─── RECORDS FOR THIS EXERCISE
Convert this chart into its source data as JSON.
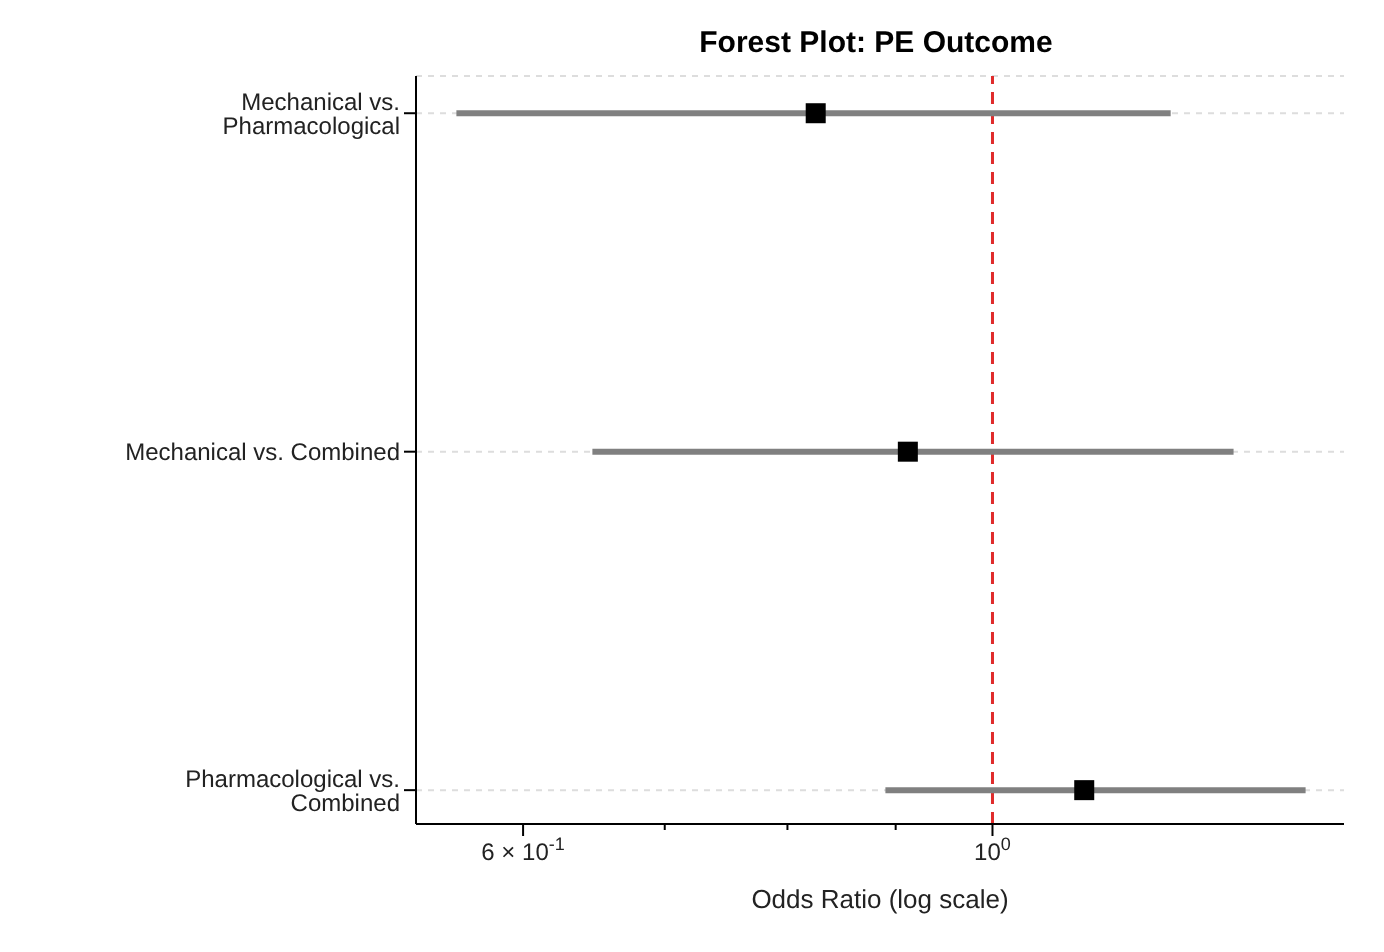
{
  "chart_data": {
    "type": "scatter",
    "orientation": "horizontal",
    "title": "Forest Plot: PE Outcome",
    "xlabel": "Odds Ratio (log scale)",
    "categories": [
      "Mechanical vs. Pharmacological",
      "Mechanical vs. Combined",
      "Pharmacological vs. Combined"
    ],
    "series": [
      {
        "color": "#000000",
        "values": [
          0.825,
          0.912,
          1.105
        ],
        "errors": [
          [
            0.558,
            1.214
          ],
          [
            0.647,
            1.3
          ],
          [
            0.89,
            1.406
          ]
        ]
      }
    ],
    "log": "x",
    "xlim": [
      0.534,
      1.466
    ],
    "xticks": [
      {
        "value": 0.6,
        "label": "6 × 10$^{-1}$"
      },
      {
        "value": 0.7,
        "label": null
      },
      {
        "value": 0.8,
        "label": null
      },
      {
        "value": 0.9,
        "label": null
      },
      {
        "value": 1,
        "label": "10$^{0}$"
      }
    ],
    "ref_lines": [
      {
        "axis": "x",
        "value": 1,
        "color": "#e02b2b",
        "line_style": "dashed"
      }
    ],
    "grid": "y",
    "marker": "square"
  }
}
──────
> **TASK DETAILS**
From the material above, gather all lines that include the string "Mechanical" and copy them.

> **EXERCISE SOLUTION**
      "Mechanical vs. Pharmacological",
      "Mechanical vs. Combined",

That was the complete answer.